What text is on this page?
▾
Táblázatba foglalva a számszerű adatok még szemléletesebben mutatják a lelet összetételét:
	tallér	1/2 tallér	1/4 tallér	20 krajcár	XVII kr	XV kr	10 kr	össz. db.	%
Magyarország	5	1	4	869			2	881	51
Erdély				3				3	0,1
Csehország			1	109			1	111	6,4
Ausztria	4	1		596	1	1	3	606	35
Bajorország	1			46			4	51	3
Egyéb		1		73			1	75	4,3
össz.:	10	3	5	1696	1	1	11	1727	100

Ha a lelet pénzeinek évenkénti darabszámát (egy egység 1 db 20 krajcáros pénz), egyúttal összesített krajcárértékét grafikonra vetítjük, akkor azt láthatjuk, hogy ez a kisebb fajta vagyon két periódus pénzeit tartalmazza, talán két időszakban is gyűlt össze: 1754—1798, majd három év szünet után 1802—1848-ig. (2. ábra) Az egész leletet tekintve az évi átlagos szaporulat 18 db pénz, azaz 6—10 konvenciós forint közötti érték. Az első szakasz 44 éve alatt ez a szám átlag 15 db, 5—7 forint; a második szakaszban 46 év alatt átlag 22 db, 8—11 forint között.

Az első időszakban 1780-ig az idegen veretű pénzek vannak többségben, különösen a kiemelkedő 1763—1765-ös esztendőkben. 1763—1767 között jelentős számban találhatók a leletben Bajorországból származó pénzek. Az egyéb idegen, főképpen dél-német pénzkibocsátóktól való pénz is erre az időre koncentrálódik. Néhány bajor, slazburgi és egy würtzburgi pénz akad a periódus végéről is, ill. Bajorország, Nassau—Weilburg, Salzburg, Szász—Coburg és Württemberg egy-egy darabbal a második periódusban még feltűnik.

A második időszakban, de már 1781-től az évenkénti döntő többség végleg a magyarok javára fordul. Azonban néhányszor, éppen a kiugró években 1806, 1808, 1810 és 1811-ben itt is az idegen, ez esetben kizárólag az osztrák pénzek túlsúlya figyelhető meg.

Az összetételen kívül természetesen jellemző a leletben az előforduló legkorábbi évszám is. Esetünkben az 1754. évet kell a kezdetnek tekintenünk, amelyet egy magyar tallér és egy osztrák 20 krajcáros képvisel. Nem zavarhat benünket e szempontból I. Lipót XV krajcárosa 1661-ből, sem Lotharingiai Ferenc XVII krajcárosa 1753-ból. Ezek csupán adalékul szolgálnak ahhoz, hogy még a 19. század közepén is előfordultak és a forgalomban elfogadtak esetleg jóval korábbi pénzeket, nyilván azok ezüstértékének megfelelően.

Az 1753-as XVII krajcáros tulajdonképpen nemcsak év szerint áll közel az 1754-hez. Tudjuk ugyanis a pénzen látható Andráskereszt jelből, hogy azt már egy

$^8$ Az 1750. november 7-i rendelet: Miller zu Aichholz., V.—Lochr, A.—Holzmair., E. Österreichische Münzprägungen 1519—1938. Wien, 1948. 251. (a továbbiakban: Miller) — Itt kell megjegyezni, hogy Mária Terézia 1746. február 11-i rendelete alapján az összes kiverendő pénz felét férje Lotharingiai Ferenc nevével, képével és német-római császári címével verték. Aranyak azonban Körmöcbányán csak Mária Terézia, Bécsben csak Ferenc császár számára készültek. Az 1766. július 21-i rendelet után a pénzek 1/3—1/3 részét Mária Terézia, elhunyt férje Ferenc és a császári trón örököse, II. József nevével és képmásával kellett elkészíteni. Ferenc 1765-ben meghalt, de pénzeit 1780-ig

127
··········
PROBLEM DETAILS -> Please quote the records above exactly, without skipping a line.

TASK RESULT ->
What text is on this page?
▾
Táblázatba foglalva a számszerű adatok még szemléletesebben mutatják a lelet összetételét:
	tallér	1/2 tallér	1/4 tallér	20 krajcár	XVII kr	XV kr	10 kr	össz. db.	%
Magyarország	5	1	4	869			2	881	51
Erdély				3				3	0,1
Csehország			1	109			1	111	6,4
Ausztria	4	1		596	1	1	3	606	35
Bajorország	1			46			4	51	3
Egyéb		1		73			1	75	4,3
össz.:	10	3	5	1696	1	1	11	1727	100

Ha a lelet pénzeinek évenkénti darabszámát (egy egység 1 db 20 krajcáros pénz), egyúttal összesített krajcárértékét grafikonra vetítjük, akkor azt láthatjuk, hogy ez a kisebb fajta vagyon két periódus pénzeit tartalmazza, talán két időszakban is gyűlt össze: 1754—1798, majd három év szünet után 1802—1848-ig. (2. ábra) Az egész leletet tekintve az évi átlagos szaporulat 18 db pénz, azaz 6—10 konvenciós forint közötti érték. Az első szakasz 44 éve alatt ez a szám átlag 15 db, 5—7 forint; a második szakaszban 46 év alatt átlag 22 db, 8—11 forint között.

Az első időszakban 1780-ig az idegen veretű pénzek vannak többségben, különösen a kiemelkedő 1763—1765-ös esztendőkben. 1763—1767 között jelentős számban találhatók a leletben Bajorországból származó pénzek. Az egyéb idegen, főképpen dél-német pénzkibocsátóktól való pénz is erre az időre koncentrálódik. Néhány bajor, slazburgi és egy würtzburgi pénz akad a periódus végéről is, ill. Bajorország, Nassau—Weilburg, Salzburg, Szász—Coburg és Württemberg egy-egy darabbal a második periódusban még feltűnik.

A második időszakban, de már 1781-től az évenkénti döntő többség végleg a magyarok javára fordul. Azonban néhányszor, éppen a kiugró években 1806, 1808, 1810 és 1811-ben itt is az idegen, ez esetben kizárólag az osztrák pénzek túlsúlya figyelhető meg.

Az összetételen kívül természetesen jellemző a leletben az előforduló legkorábbi évszám is. Esetünkben az 1754. évet kell a kezdetnek tekintenünk, amelyet egy magyar tallér és egy osztrák 20 krajcáros képvisel. Nem zavarhat benünket e szempontból I. Lipót XV krajcárosa 1661-ből, sem Lotharingiai Ferenc XVII krajcárosa 1753-ból. Ezek csupán adalékul szolgálnak ahhoz, hogy még a 19. század közepén is előfordultak és a forgalomban elfogadtak esetleg jóval korábbi pénzeket, nyilván azok ezüstértékének megfelelően.

Az 1753-as XVII krajcáros tulajdonképpen nemcsak év szerint áll közel az 1754-hez. Tudjuk ugyanis a pénzen látható Andráskereszt jelből, hogy azt már egy

$^8$ Az 1750. november 7-i rendelet: Miller zu Aichholz., V.—Lochr, A.—Holzmair., E. Österreichische Münzprägungen 1519—1938. Wien, 1948. 251. (a továbbiakban: Miller) — Itt kell megjegyezni, hogy Mária Terézia 1746. február 11-i rendelete alapján az összes kiverendő pénz felét férje Lotharingiai Ferenc nevével, képével és német-római császári címével verték. Aranyak azonban Körmöcbányán csak Mária Terézia, Bécsben csak Ferenc császár számára készültek. Az 1766. július 21-i rendelet után a pénzek 1/3—1/3 részét Mária Terézia, elhunyt férje Ferenc és a császári trón örököse, II. József nevével és képmásával kellett elkészíteni. Ferenc 1765-ben meghalt, de pénzeit 1780-ig

127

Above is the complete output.